— START ITEMS —
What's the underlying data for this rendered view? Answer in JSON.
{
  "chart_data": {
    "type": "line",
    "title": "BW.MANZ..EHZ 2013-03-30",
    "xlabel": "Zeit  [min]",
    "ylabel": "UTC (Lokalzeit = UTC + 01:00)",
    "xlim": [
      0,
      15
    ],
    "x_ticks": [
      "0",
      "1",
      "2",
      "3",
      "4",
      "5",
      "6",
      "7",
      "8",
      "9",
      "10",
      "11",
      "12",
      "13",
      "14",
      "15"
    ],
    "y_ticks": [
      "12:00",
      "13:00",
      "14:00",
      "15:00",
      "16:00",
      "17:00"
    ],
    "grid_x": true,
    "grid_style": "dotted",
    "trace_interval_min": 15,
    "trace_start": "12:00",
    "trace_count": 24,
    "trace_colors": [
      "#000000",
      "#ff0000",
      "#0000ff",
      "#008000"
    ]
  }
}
— END ITEMS —
EXERCISE DIRECTIONS: Return the listing above in full, character for character.

RESULT FOR THIS EXERCISE:
What's the underlying data for this rendered view? Answer in JSON.
{
  "chart_data": {
    "type": "line",
    "title": "BW.MANZ..EHZ 2013-03-30",
    "xlabel": "Zeit  [min]",
    "ylabel": "UTC (Lokalzeit = UTC + 01:00)",
    "xlim": [
      0,
      15
    ],
    "x_ticks": [
      "0",
      "1",
      "2",
      "3",
      "4",
      "5",
      "6",
      "7",
      "8",
      "9",
      "10",
      "11",
      "12",
      "13",
      "14",
      "15"
    ],
    "y_ticks": [
      "12:00",
      "13:00",
      "14:00",
      "15:00",
      "16:00",
      "17:00"
    ],
    "grid_x": true,
    "grid_style": "dotted",
    "trace_interval_min": 15,
    "trace_start": "12:00",
    "trace_count": 24,
    "trace_colors": [
      "#000000",
      "#ff0000",
      "#0000ff",
      "#008000"
    ]
  }
}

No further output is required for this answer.